**WHAT THE TASK ASKS**. Which lines include the word "type"? Copy each of them.
* start *
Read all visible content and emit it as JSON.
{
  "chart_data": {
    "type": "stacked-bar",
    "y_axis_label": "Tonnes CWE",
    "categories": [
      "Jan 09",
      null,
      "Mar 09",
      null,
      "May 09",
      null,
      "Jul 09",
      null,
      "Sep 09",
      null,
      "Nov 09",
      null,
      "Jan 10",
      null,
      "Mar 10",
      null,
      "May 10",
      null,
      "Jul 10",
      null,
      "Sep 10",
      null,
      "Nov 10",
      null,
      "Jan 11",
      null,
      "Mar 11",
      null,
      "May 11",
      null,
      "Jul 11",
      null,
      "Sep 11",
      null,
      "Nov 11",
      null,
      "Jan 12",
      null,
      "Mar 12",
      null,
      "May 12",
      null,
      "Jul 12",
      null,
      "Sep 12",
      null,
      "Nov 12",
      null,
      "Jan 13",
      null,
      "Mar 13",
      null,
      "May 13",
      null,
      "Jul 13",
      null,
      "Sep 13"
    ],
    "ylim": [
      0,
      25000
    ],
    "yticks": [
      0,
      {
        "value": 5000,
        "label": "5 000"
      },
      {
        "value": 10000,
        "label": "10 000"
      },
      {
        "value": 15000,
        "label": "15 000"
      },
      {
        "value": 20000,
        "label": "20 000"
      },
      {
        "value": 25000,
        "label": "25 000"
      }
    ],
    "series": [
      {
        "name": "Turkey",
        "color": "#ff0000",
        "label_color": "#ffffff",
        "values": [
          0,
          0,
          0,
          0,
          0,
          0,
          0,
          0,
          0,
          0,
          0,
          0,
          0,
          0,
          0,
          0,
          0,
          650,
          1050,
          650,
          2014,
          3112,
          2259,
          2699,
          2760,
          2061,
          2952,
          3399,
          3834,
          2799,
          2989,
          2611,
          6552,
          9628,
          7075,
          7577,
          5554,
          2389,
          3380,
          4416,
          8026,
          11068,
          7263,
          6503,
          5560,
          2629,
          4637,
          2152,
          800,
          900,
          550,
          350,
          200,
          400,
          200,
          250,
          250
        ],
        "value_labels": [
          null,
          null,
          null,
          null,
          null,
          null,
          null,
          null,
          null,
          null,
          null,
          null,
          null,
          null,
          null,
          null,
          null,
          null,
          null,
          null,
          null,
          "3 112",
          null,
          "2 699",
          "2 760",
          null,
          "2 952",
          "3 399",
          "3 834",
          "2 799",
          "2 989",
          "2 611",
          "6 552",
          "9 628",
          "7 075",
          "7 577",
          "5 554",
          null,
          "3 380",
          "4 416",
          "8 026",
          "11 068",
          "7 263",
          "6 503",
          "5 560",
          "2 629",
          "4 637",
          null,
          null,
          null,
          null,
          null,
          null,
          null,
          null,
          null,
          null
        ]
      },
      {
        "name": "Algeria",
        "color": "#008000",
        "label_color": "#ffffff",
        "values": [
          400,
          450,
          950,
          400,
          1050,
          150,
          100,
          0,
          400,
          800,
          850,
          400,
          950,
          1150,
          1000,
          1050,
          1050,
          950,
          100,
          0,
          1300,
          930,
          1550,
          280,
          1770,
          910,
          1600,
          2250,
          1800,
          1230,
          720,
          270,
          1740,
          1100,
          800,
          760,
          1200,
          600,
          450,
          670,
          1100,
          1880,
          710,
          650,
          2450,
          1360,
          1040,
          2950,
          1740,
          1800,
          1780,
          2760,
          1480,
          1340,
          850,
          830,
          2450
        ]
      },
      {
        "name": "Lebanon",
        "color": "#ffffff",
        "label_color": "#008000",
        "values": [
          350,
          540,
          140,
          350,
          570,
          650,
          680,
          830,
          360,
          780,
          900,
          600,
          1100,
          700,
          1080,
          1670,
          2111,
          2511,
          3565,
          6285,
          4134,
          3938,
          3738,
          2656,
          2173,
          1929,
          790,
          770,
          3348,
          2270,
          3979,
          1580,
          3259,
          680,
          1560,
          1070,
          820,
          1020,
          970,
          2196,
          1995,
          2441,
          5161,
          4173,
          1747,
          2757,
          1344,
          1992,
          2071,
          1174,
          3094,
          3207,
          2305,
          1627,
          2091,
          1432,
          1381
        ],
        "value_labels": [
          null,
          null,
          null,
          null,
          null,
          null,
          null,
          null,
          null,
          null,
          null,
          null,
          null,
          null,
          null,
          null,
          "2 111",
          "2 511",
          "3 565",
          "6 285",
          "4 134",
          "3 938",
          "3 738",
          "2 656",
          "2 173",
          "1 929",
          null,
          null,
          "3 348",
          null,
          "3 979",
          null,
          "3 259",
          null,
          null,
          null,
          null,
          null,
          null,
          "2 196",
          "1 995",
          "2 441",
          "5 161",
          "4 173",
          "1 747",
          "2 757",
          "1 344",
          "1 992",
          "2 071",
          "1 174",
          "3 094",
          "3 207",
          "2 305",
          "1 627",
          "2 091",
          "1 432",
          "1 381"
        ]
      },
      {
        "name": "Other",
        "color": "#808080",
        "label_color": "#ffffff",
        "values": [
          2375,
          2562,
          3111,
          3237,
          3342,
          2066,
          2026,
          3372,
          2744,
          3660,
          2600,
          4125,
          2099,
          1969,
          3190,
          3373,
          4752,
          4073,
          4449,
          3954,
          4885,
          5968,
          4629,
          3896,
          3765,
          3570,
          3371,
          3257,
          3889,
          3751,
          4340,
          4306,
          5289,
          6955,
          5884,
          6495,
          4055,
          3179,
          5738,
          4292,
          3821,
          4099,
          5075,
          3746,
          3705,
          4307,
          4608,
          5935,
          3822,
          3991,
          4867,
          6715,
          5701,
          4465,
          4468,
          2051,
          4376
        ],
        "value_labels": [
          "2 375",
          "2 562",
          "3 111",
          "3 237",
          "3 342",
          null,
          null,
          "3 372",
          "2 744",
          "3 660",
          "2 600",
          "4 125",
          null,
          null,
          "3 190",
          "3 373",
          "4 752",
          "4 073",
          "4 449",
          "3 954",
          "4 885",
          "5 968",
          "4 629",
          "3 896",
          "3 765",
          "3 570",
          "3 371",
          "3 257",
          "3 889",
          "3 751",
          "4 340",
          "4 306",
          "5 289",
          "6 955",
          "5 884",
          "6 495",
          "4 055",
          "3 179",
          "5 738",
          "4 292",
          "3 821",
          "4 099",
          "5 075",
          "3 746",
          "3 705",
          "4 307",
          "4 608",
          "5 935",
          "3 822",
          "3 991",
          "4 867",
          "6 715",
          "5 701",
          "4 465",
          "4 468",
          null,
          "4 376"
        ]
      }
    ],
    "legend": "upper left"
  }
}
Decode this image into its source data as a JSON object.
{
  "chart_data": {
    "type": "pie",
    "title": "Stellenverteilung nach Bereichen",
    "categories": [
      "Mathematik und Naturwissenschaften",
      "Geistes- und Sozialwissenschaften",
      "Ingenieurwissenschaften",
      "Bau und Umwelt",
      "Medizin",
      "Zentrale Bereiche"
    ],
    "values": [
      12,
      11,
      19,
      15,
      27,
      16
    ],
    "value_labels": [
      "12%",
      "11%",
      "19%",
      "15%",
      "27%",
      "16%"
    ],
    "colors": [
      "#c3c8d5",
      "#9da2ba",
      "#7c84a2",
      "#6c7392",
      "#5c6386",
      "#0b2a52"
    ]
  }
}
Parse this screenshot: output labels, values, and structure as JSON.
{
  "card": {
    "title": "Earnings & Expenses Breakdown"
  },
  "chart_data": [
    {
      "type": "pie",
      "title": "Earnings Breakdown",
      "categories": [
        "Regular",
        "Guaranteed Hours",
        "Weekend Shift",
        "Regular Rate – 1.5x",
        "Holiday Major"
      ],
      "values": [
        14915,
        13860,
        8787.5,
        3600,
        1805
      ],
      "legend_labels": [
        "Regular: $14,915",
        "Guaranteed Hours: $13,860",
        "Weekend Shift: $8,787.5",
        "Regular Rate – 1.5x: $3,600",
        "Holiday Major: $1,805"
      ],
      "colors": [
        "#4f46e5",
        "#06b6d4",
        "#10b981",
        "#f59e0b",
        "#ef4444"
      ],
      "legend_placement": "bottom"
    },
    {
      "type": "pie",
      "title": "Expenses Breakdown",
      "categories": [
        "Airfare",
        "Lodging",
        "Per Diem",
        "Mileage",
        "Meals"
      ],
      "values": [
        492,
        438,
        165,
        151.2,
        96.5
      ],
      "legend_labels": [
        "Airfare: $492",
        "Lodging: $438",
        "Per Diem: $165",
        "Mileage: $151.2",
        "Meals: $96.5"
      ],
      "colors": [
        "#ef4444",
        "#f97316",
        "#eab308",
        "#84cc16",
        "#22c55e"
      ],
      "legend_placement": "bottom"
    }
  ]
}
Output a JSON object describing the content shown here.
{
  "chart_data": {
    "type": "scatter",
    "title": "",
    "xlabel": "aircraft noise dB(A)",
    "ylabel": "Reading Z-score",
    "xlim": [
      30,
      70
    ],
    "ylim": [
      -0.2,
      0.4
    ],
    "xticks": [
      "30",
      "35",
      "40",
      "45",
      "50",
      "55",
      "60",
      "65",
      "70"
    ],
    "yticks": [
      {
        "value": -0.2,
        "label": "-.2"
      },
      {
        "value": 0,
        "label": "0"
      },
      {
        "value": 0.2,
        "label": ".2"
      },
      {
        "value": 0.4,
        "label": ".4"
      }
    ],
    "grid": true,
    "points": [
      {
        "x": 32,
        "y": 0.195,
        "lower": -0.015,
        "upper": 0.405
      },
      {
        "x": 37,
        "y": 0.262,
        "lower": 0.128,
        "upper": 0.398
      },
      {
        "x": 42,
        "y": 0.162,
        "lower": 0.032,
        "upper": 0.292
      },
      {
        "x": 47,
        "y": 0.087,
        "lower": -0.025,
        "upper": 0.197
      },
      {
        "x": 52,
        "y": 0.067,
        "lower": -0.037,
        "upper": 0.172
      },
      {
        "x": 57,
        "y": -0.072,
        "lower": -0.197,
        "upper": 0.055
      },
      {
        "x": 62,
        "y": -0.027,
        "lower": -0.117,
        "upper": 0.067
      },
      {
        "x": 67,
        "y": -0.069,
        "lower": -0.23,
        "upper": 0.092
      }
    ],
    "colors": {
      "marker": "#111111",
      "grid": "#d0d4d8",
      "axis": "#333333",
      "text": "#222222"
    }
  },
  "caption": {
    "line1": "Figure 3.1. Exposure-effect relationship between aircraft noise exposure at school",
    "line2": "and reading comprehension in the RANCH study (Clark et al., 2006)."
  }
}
* end *
**WORKED SOLUTION**.
    "type": "stacked-bar",
    "type": "pie",
      "type": "pie",
      "type": "pie",
    "type": "scatter",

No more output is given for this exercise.